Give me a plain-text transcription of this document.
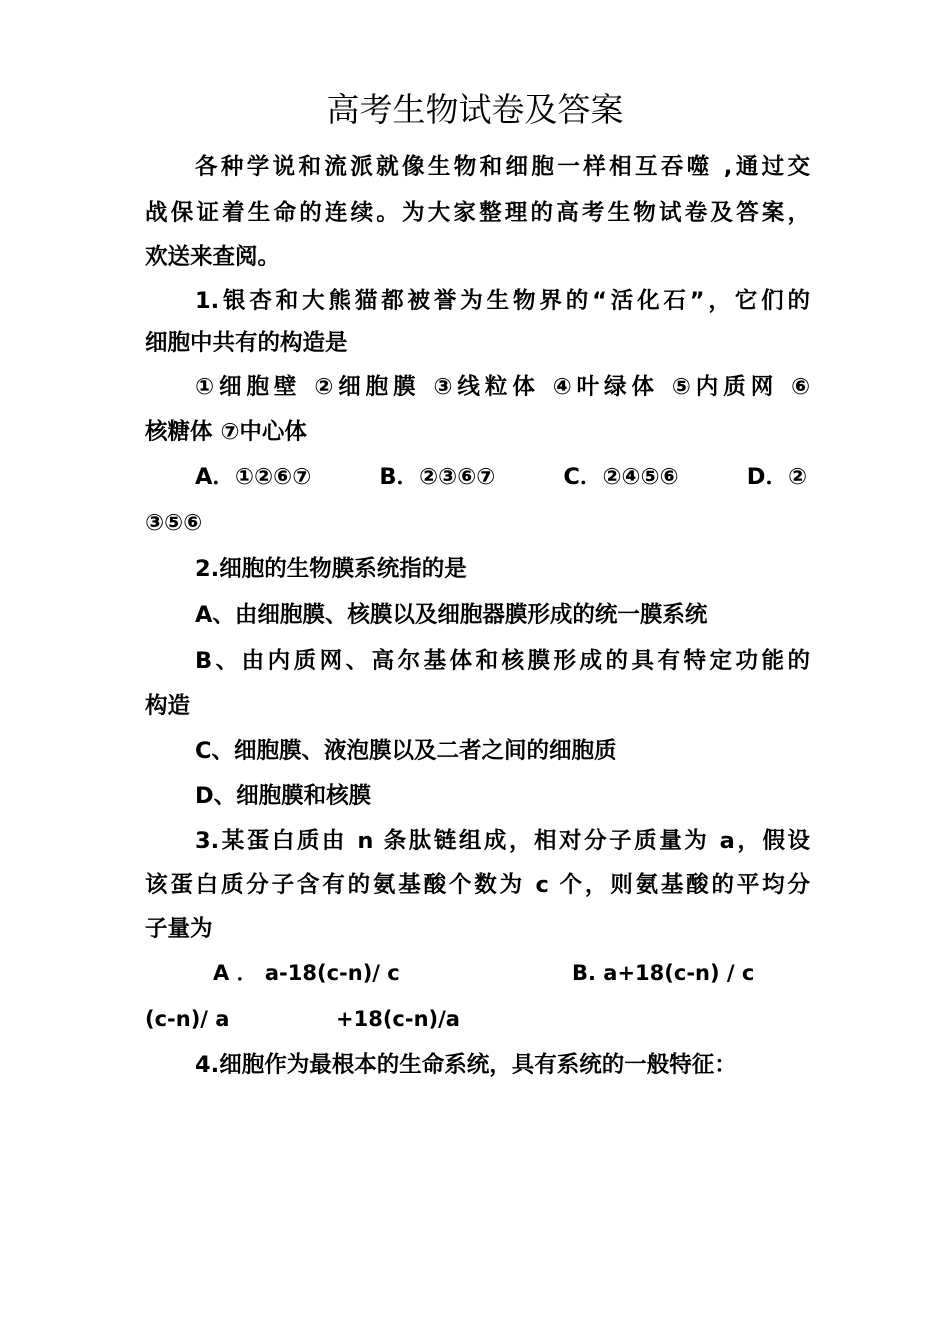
高考生物试卷及答案

各种学说和流派就像生物和细胞一样相互吞噬 ,通过交

战保证着生命的连续。为大家整理的高考生物试卷及答案，

欢送来查阅。

1.银杏和大熊猫都被誉为生物界的“活化石”，它们的

细胞中共有的构造是

①细胞壁 ②细胞膜 ③线粒体 ④叶绿体 ⑤内质网 ⑥

核糖体 ⑦中心体

A．①②⑥⑦	B．②③⑥⑦	C．②④⑤⑥	D．②

③⑤⑥

2.细胞的生物膜系统指的是

A、由细胞膜、核膜以及细胞器膜形成的统一膜系统

B、由内质网、高尔基体和核膜形成的具有特定功能的

构造

C、细胞膜、液泡膜以及二者之间的细胞质

D、细胞膜和核膜

3.某蛋白质由 n 条肽链组成，相对分子质量为 a，假设

该蛋白质分子含有的氨基酸个数为 c 个，则氨基酸的平均分

子量为

A ． a-18(c-n)/ c	B. a+18(c-n) / c
(c-n)/ a	+18(c-n)/a

4.细胞作为最根本的生命系统，具有系统的一般特征：
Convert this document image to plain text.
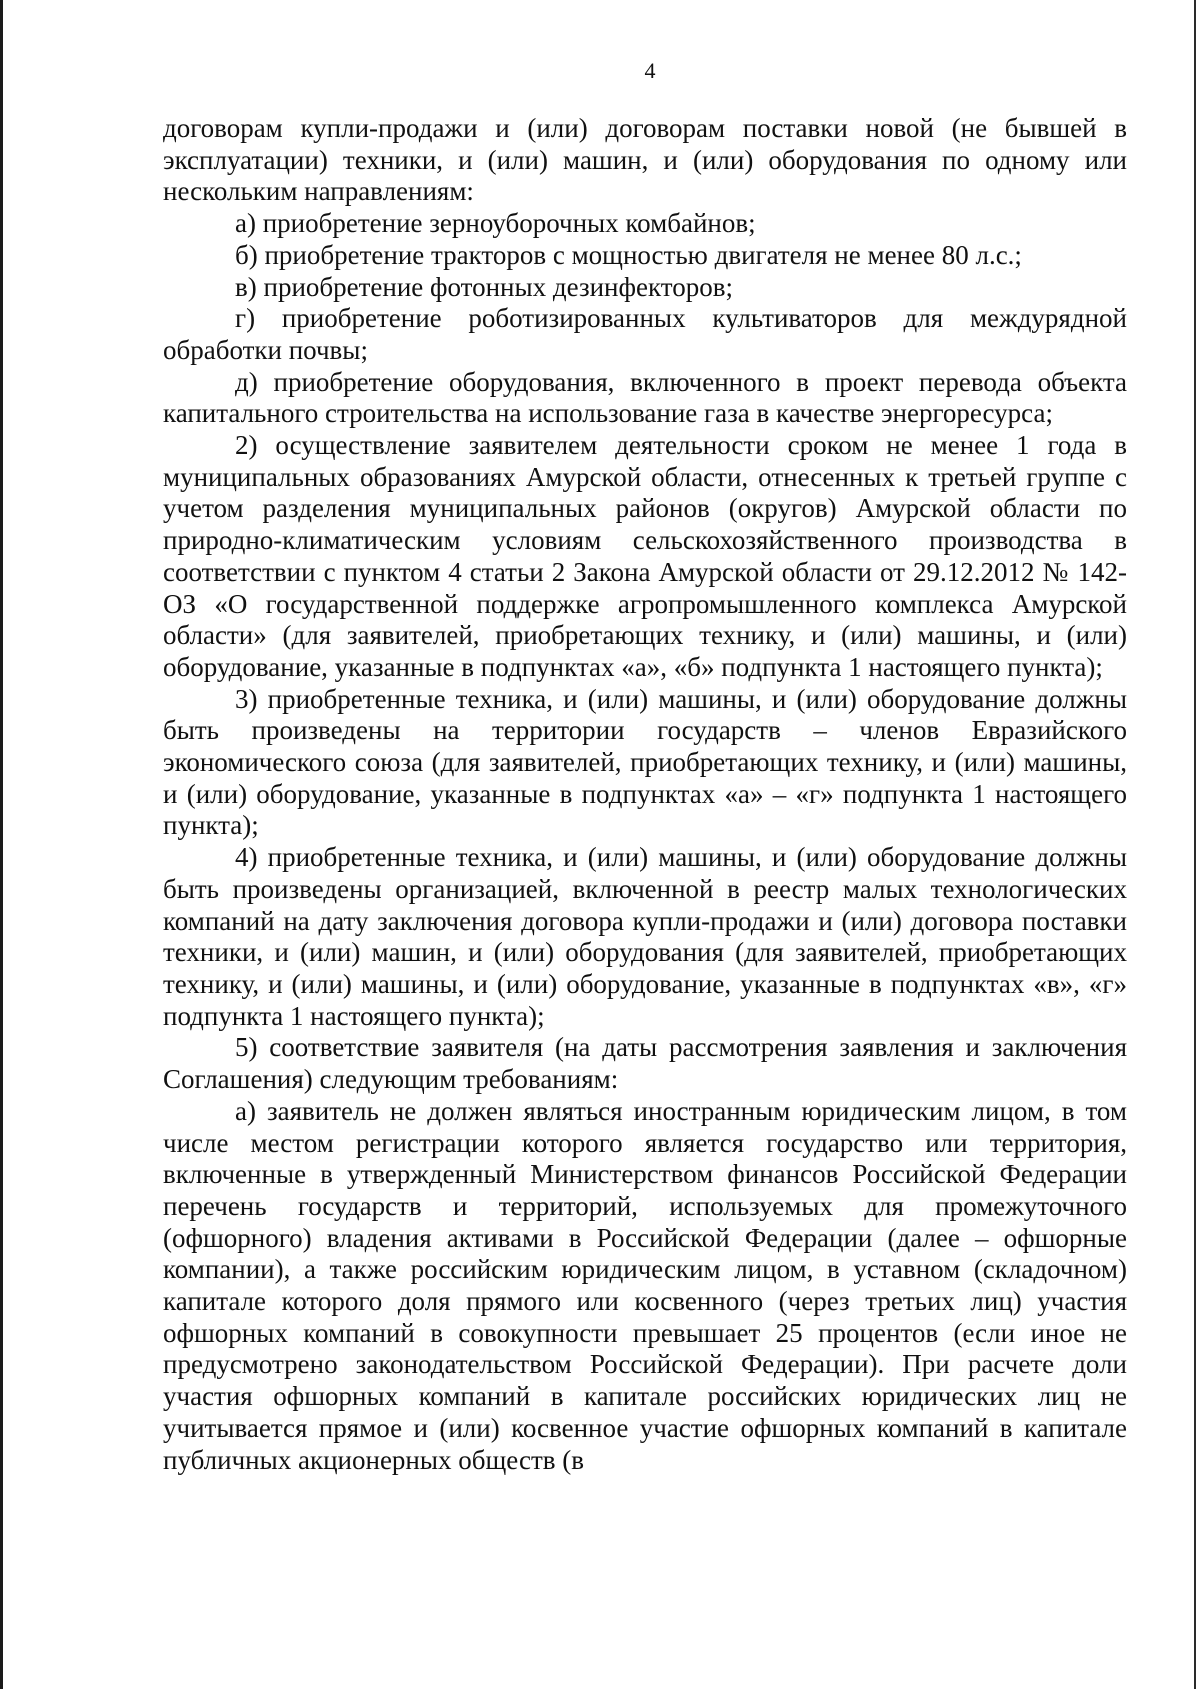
4

договорам купли-продажи и (или) договорам поставки новой (не бывшей в эксплуатации) техники, и (или) машин, и (или) оборудования по одному или нескольким направлениям:

а) приобретение зерноуборочных комбайнов;

б) приобретение тракторов с мощностью двигателя не менее 80 л.с.;

в) приобретение фотонных дезинфекторов;

г) приобретение роботизированных культиваторов для междурядной обработки почвы;

д) приобретение оборудования, включенного в проект перевода объекта капитального строительства на использование газа в качестве энергоресурса;

2) осуществление заявителем деятельности сроком не менее 1 года в муниципальных образованиях Амурской области, отнесенных к третьей группе с учетом разделения муниципальных районов (округов) Амурской области по природно-климатическим условиям сельскохозяйственного производства в соответствии с пунктом 4 статьи 2 Закона Амурской области от 29.12.2012 № 142-ОЗ «О государственной поддержке агропромышленного комплекса Амурской области» (для заявителей, приобретающих технику, и (или) машины, и (или) оборудование, указанные в подпунктах «а», «б» подпункта 1 настоящего пункта);

3) приобретенные техника, и (или) машины, и (или) оборудование должны быть произведены на территории государств – членов Евразийского экономического союза (для заявителей, приобретающих технику, и (или) машины, и (или) оборудование, указанные в подпунктах «а» – «г» подпункта 1 настоящего пункта);

4) приобретенные техника, и (или) машины, и (или) оборудование должны быть произведены организацией, включенной в реестр малых технологических компаний на дату заключения договора купли-продажи и (или) договора поставки техники, и (или) машин, и (или) оборудования (для заявителей, приобретающих технику, и (или) машины, и (или) оборудование, указанные в подпунктах «в», «г» подпункта 1 настоящего пункта);

5) соответствие заявителя (на даты рассмотрения заявления и заключения Соглашения) следующим требованиям:

а) заявитель не должен являться иностранным юридическим лицом, в том числе местом регистрации которого является государство или территория, включенные в утвержденный Министерством финансов Российской Федерации перечень государств и территорий, используемых для промежуточного (офшорного) владения активами в Российской Федерации (далее – офшорные компании), а также российским юридическим лицом, в уставном (складочном) капитале которого доля прямого или косвенного (через третьих лиц) участия офшорных компаний в совокупности превышает 25 процентов (если иное не предусмотрено законодательством Российской Федерации). При расчете доли участия офшорных компаний в капитале российских юридических лиц не учитывается прямое и (или) косвенное участие офшорных компаний в капитале публичных акционерных обществ (в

□ □ □ □ □ □ □

_OBJECTIVE_. Make an exact copy of all the material, but keep the pictures out of it.

_OUTPUT BELOW_.
Give me a plain-text transcription of this document.
高考生物试卷及答案

各种学说和流派就像生物和细胞一样相互吞噬 ,通过交

战保证着生命的连续。为大家整理的高考生物试卷及答案，

欢送来查阅。

1.银杏和大熊猫都被誉为生物界的“活化石”，它们的

细胞中共有的构造是

①细胞壁 ②细胞膜 ③线粒体 ④叶绿体 ⑤内质网 ⑥

核糖体 ⑦中心体

A．①②⑥⑦	B．②③⑥⑦	C．②④⑤⑥	D．②

③⑤⑥

2.细胞的生物膜系统指的是

A、由细胞膜、核膜以及细胞器膜形成的统一膜系统

B、由内质网、高尔基体和核膜形成的具有特定功能的

构造

C、细胞膜、液泡膜以及二者之间的细胞质

D、细胞膜和核膜

3.某蛋白质由 n 条肽链组成，相对分子质量为 a，假设

该蛋白质分子含有的氨基酸个数为 c 个，则氨基酸的平均分

子量为

A ． a-18(c-n)/ c	B. a+18(c-n) / c
(c-n)/ a	+18(c-n)/a

4.细胞作为最根本的生命系统，具有系统的一般特征：
Convert this document image to plain text.
4

договорам купли-продажи и (или) договорам поставки новой (не бывшей в эксплуатации) техники, и (или) машин, и (или) оборудования по одному или нескольким направлениям:

а) приобретение зерноуборочных комбайнов;

б) приобретение тракторов с мощностью двигателя не менее 80 л.с.;

в) приобретение фотонных дезинфекторов;

г) приобретение роботизированных культиваторов для междурядной обработки почвы;

д) приобретение оборудования, включенного в проект перевода объекта капитального строительства на использование газа в качестве энергоресурса;

2) осуществление заявителем деятельности сроком не менее 1 года в муниципальных образованиях Амурской области, отнесенных к третьей группе с учетом разделения муниципальных районов (округов) Амурской области по природно-климатическим условиям сельскохозяйственного производства в соответствии с пунктом 4 статьи 2 Закона Амурской области от 29.12.2012 № 142-ОЗ «О государственной поддержке агропромышленного комплекса Амурской области» (для заявителей, приобретающих технику, и (или) машины, и (или) оборудование, указанные в подпунктах «а», «б» подпункта 1 настоящего пункта);

3) приобретенные техника, и (или) машины, и (или) оборудование должны быть произведены на территории государств – членов Евразийского экономического союза (для заявителей, приобретающих технику, и (или) машины, и (или) оборудование, указанные в подпунктах «а» – «г» подпункта 1 настоящего пункта);

4) приобретенные техника, и (или) машины, и (или) оборудование должны быть произведены организацией, включенной в реестр малых технологических компаний на дату заключения договора купли-продажи и (или) договора поставки техники, и (или) машин, и (или) оборудования (для заявителей, приобретающих технику, и (или) машины, и (или) оборудование, указанные в подпунктах «в», «г» подпункта 1 настоящего пункта);

5) соответствие заявителя (на даты рассмотрения заявления и заключения Соглашения) следующим требованиям:

а) заявитель не должен являться иностранным юридическим лицом, в том числе местом регистрации которого является государство или территория, включенные в утвержденный Министерством финансов Российской Федерации перечень государств и территорий, используемых для промежуточного (офшорного) владения активами в Российской Федерации (далее – офшорные компании), а также российским юридическим лицом, в уставном (складочном) капитале которого доля прямого или косвенного (через третьих лиц) участия офшорных компаний в совокупности превышает 25 процентов (если иное не предусмотрено законодательством Российской Федерации). При расчете доли участия офшорных компаний в капитале российских юридических лиц не учитывается прямое и (или) косвенное участие офшорных компаний в капитале публичных акционерных обществ (в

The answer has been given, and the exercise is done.